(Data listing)

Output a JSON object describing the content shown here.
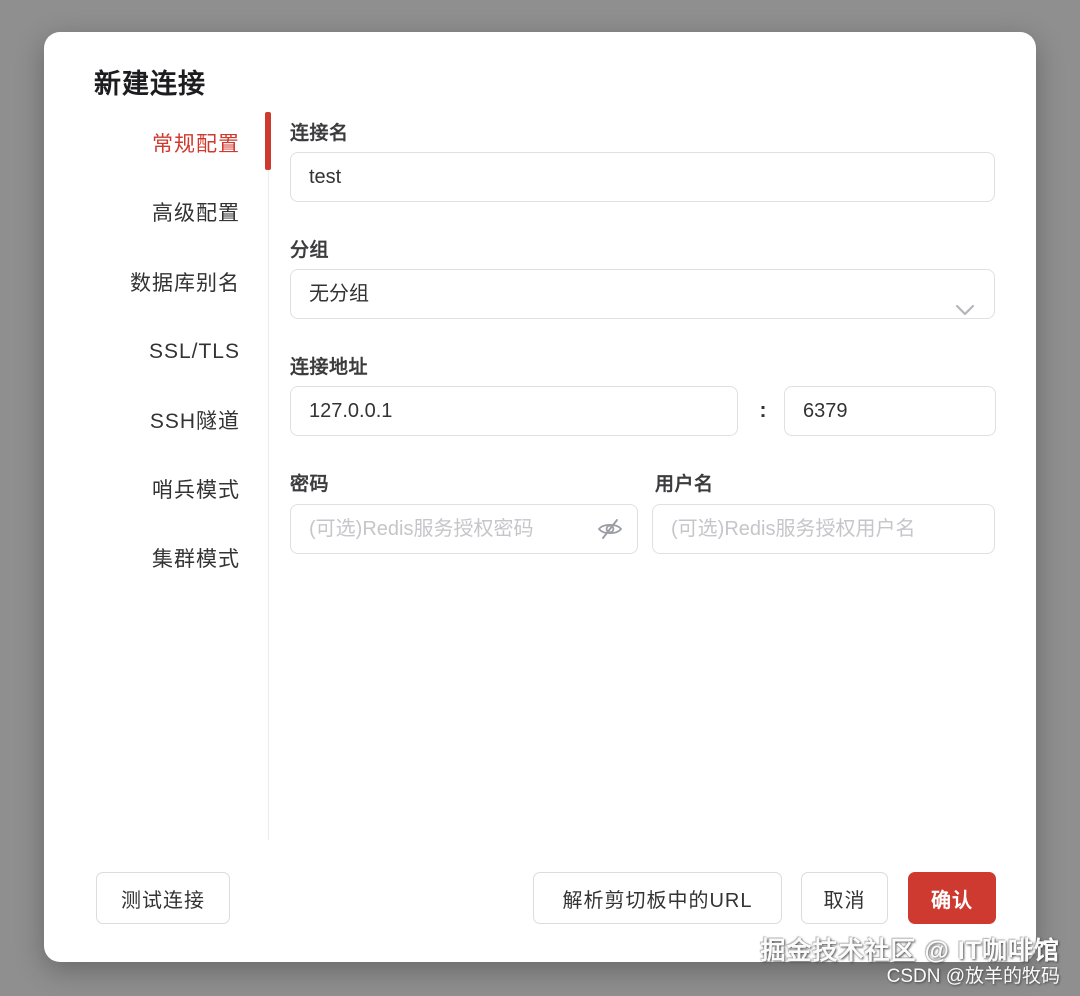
{
  "dialog": {
    "title": "新建连接",
    "tabs": [
      {
        "label": "常规配置",
        "active": true
      },
      {
        "label": "高级配置",
        "active": false
      },
      {
        "label": "数据库别名",
        "active": false
      },
      {
        "label": "SSL/TLS",
        "active": false
      },
      {
        "label": "SSH隧道",
        "active": false
      },
      {
        "label": "哨兵模式",
        "active": false
      },
      {
        "label": "集群模式",
        "active": false
      }
    ],
    "form": {
      "name": {
        "label": "连接名",
        "value": "test"
      },
      "group": {
        "label": "分组",
        "value": "无分组",
        "icon": "chevron-down-icon"
      },
      "address": {
        "label": "连接地址",
        "host": "127.0.0.1",
        "separator": ":",
        "port": "6379"
      },
      "password": {
        "label": "密码",
        "placeholder": "(可选)Redis服务授权密码",
        "value": "",
        "icon": "eye-off-icon"
      },
      "username": {
        "label": "用户名",
        "placeholder": "(可选)Redis服务授权用户名",
        "value": ""
      }
    },
    "footer": {
      "test_label": "测试连接",
      "parse_url_label": "解析剪切板中的URL",
      "cancel_label": "取消",
      "confirm_label": "确认"
    }
  },
  "watermark": {
    "line1": "掘金技术社区 @ IT咖啡馆",
    "line2": "CSDN @放羊的牧码"
  },
  "colors": {
    "accent_red": "#cf3a30",
    "background_gray": "#8f8f8f",
    "border_gray": "#e0e0e3",
    "placeholder_gray": "#c6c6ca"
  }
}
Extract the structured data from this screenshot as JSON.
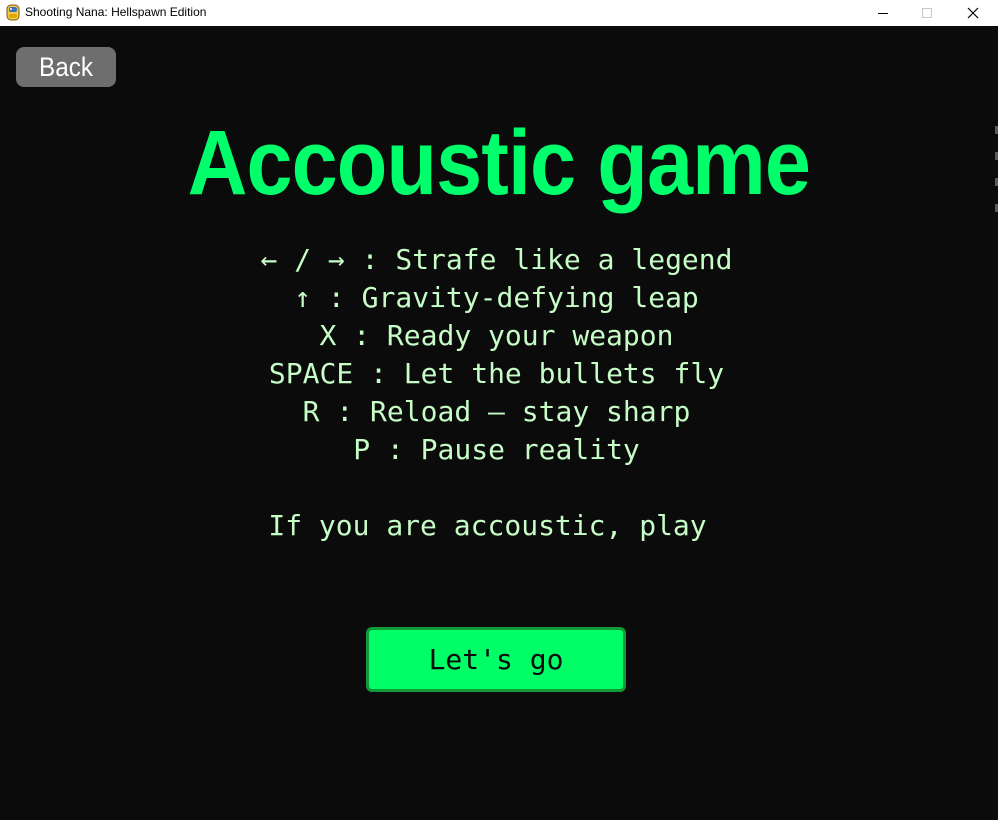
{
  "window": {
    "title": "Shooting Nana: Hellspawn Edition",
    "icon": "python-icon"
  },
  "screen": {
    "back_label": "Back",
    "title": "Accoustic game",
    "controls": [
      "← / → : Strafe like a legend",
      "↑ : Gravity-defying leap",
      "X : Ready your weapon",
      "SPACE : Let the bullets fly",
      "R : Reload — stay sharp",
      "P : Pause reality"
    ],
    "tagline": "If you are accoustic, play",
    "start_label": "Let's go"
  },
  "colors": {
    "background": "#0b0b0b",
    "title": "#00ff6a",
    "text": "#c6fcc6",
    "button": "#00ff66",
    "button_border": "#119a3a",
    "back_button": "#6e6e6e"
  }
}
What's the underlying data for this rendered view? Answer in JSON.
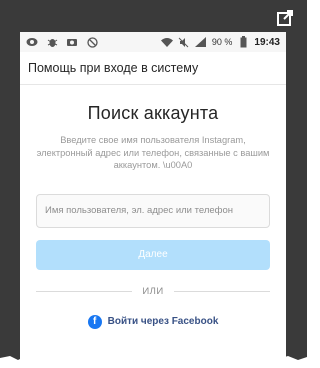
{
  "status_bar": {
    "battery_percent": "90 %",
    "time": "19:43"
  },
  "header": {
    "title": "Помощь при входе в систему"
  },
  "main": {
    "title": "Поиск аккаунта",
    "description": "Введите свое имя пользователя Instagram, электронный адрес или телефон, связанные с вашим аккаунтом. \\u00A0",
    "input": {
      "placeholder": "Имя пользователя, эл. адрес или телефон",
      "value": ""
    },
    "next_button_label": "Далее",
    "or_label": "ИЛИ",
    "facebook_login_label": "Войти через Facebook"
  },
  "colors": {
    "frame_bg": "#3a3a3a",
    "button_disabled": "#b2dffc",
    "facebook_blue": "#1877f2",
    "facebook_text": "#385185"
  },
  "icons": [
    "open-external-icon",
    "eye-icon",
    "bug-icon",
    "camera-icon",
    "no-disturb-icon",
    "wifi-icon",
    "mute-icon",
    "signal-icon",
    "battery-icon",
    "facebook-icon"
  ]
}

# Brief
Pull out every line of the records above that contains the word "пользователя".

# Completed exercise
    "description": "Введите свое имя пользователя Instagram, электронный адрес или телефон, связанные с вашим аккаунтом. \\u00A0",
      "placeholder": "Имя пользователя, эл. адрес или телефон",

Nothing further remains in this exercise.